--- start INPUT DATA ---

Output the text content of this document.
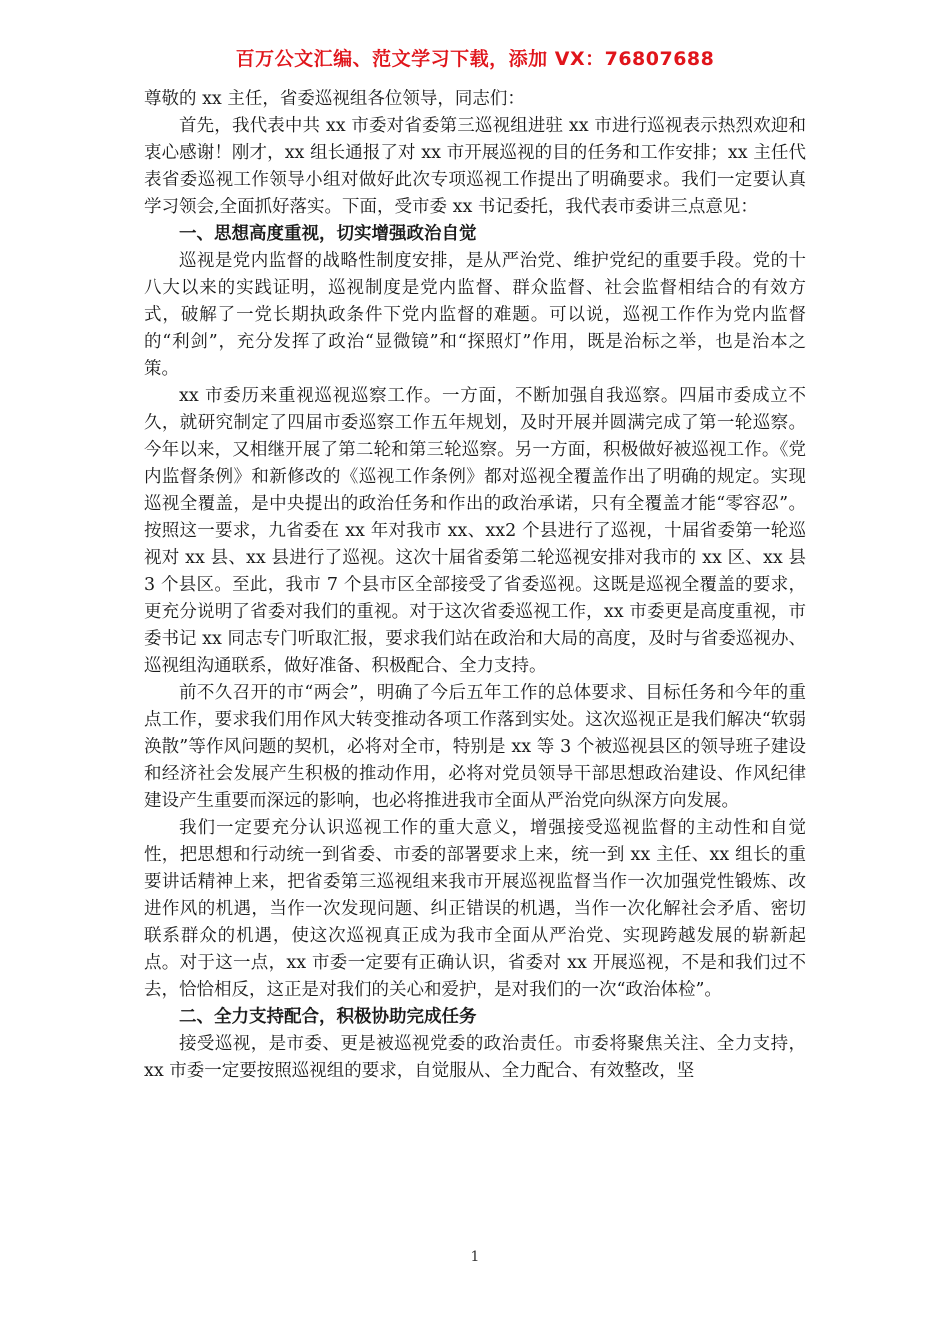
百万公文汇编、范文学习下载，添加 VX：76807688

尊敬的 xx 主任，省委巡视组各位领导，同志们：

首先，我代表中共 xx 市委对省委第三巡视组进驻 xx 市进行巡视表示热烈欢迎和衷心感谢！刚才，xx 组长通报了对 xx 市开展巡视的目的任务和工作安排；xx 主任代表省委巡视工作领导小组对做好此次专项巡视工作提出了明确要求。我们一定要认真学习领会,全面抓好落实。下面，受市委 xx 书记委托，我代表市委讲三点意见：

一、思想高度重视，切实增强政治自觉

巡视是党内监督的战略性制度安排，是从严治党、维护党纪的重要手段。党的十八大以来的实践证明，巡视制度是党内监督、群众监督、社会监督相结合的有效方式，破解了一党长期执政条件下党内监督的难题。可以说，巡视工作作为党内监督的“利剑”，充分发挥了政治“显微镜”和“探照灯”作用，既是治标之举，也是治本之策。

xx 市委历来重视巡视巡察工作。一方面，不断加强自我巡察。四届市委成立不久，就研究制定了四届市委巡察工作五年规划，及时开展并圆满完成了第一轮巡察。今年以来，又相继开展了第二轮和第三轮巡察。另一方面，积极做好被巡视工作。《党内监督条例》和新修改的《巡视工作条例》都对巡视全覆盖作出了明确的规定。实现巡视全覆盖，是中央提出的政治任务和作出的政治承诺，只有全覆盖才能“零容忍”。按照这一要求，九省委在 xx 年对我市 xx、xx2 个县进行了巡视，十届省委第一轮巡视对 xx 县、xx 县进行了巡视。这次十届省委第二轮巡视安排对我市的 xx 区、xx 县 3 个县区。至此，我市 7 个县市区全部接受了省委巡视。这既是巡视全覆盖的要求，更充分说明了省委对我们的重视。对于这次省委巡视工作，xx 市委更是高度重视，市委书记 xx 同志专门听取汇报，要求我们站在政治和大局的高度，及时与省委巡视办、巡视组沟通联系，做好准备、积极配合、全力支持。

前不久召开的市“两会”，明确了今后五年工作的总体要求、目标任务和今年的重点工作，要求我们用作风大转变推动各项工作落到实处。这次巡视正是我们解决“软弱涣散”等作风问题的契机，必将对全市，特别是 xx 等 3 个被巡视县区的领导班子建设和经济社会发展产生积极的推动作用，必将对党员领导干部思想政治建设、作风纪律建设产生重要而深远的影响，也必将推进我市全面从严治党向纵深方向发展。

我们一定要充分认识巡视工作的重大意义，增强接受巡视监督的主动性和自觉性，把思想和行动统一到省委、市委的部署要求上来，统一到 xx 主任、xx 组长的重要讲话精神上来，把省委第三巡视组来我市开展巡视监督当作一次加强党性锻炼、改进作风的机遇，当作一次发现问题、纠正错误的机遇，当作一次化解社会矛盾、密切联系群众的机遇，使这次巡视真正成为我市全面从严治党、实现跨越发展的崭新起点。对于这一点，xx 市委一定要有正确认识，省委对 xx 开展巡视，不是和我们过不去，恰恰相反，这正是对我们的关心和爱护，是对我们的一次“政治体检”。

二、全力支持配合，积极协助完成任务

接受巡视，是市委、更是被巡视党委的政治责任。市委将聚焦关注、全力支持，xx 市委一定要按照巡视组的要求，自觉服从、全力配合、有效整改，坚

1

--- end INPUT DATA ---

PROBLEM TO SOLVE:
Write out each entry exactly as given, omitting any picture.

FINAL RESULT:
Output the text content of this document.
百万公文汇编、范文学习下载，添加 VX：76807688

尊敬的 xx 主任，省委巡视组各位领导，同志们：

首先，我代表中共 xx 市委对省委第三巡视组进驻 xx 市进行巡视表示热烈欢迎和衷心感谢！刚才，xx 组长通报了对 xx 市开展巡视的目的任务和工作安排；xx 主任代表省委巡视工作领导小组对做好此次专项巡视工作提出了明确要求。我们一定要认真学习领会,全面抓好落实。下面，受市委 xx 书记委托，我代表市委讲三点意见：

一、思想高度重视，切实增强政治自觉

巡视是党内监督的战略性制度安排，是从严治党、维护党纪的重要手段。党的十八大以来的实践证明，巡视制度是党内监督、群众监督、社会监督相结合的有效方式，破解了一党长期执政条件下党内监督的难题。可以说，巡视工作作为党内监督的“利剑”，充分发挥了政治“显微镜”和“探照灯”作用，既是治标之举，也是治本之策。

xx 市委历来重视巡视巡察工作。一方面，不断加强自我巡察。四届市委成立不久，就研究制定了四届市委巡察工作五年规划，及时开展并圆满完成了第一轮巡察。今年以来，又相继开展了第二轮和第三轮巡察。另一方面，积极做好被巡视工作。《党内监督条例》和新修改的《巡视工作条例》都对巡视全覆盖作出了明确的规定。实现巡视全覆盖，是中央提出的政治任务和作出的政治承诺，只有全覆盖才能“零容忍”。按照这一要求，九省委在 xx 年对我市 xx、xx2 个县进行了巡视，十届省委第一轮巡视对 xx 县、xx 县进行了巡视。这次十届省委第二轮巡视安排对我市的 xx 区、xx 县 3 个县区。至此，我市 7 个县市区全部接受了省委巡视。这既是巡视全覆盖的要求，更充分说明了省委对我们的重视。对于这次省委巡视工作，xx 市委更是高度重视，市委书记 xx 同志专门听取汇报，要求我们站在政治和大局的高度，及时与省委巡视办、巡视组沟通联系，做好准备、积极配合、全力支持。

前不久召开的市“两会”，明确了今后五年工作的总体要求、目标任务和今年的重点工作，要求我们用作风大转变推动各项工作落到实处。这次巡视正是我们解决“软弱涣散”等作风问题的契机，必将对全市，特别是 xx 等 3 个被巡视县区的领导班子建设和经济社会发展产生积极的推动作用，必将对党员领导干部思想政治建设、作风纪律建设产生重要而深远的影响，也必将推进我市全面从严治党向纵深方向发展。

我们一定要充分认识巡视工作的重大意义，增强接受巡视监督的主动性和自觉性，把思想和行动统一到省委、市委的部署要求上来，统一到 xx 主任、xx 组长的重要讲话精神上来，把省委第三巡视组来我市开展巡视监督当作一次加强党性锻炼、改进作风的机遇，当作一次发现问题、纠正错误的机遇，当作一次化解社会矛盾、密切联系群众的机遇，使这次巡视真正成为我市全面从严治党、实现跨越发展的崭新起点。对于这一点，xx 市委一定要有正确认识，省委对 xx 开展巡视，不是和我们过不去，恰恰相反，这正是对我们的关心和爱护，是对我们的一次“政治体检”。

二、全力支持配合，积极协助完成任务

接受巡视，是市委、更是被巡视党委的政治责任。市委将聚焦关注、全力支持，xx 市委一定要按照巡视组的要求，自觉服从、全力配合、有效整改，坚

1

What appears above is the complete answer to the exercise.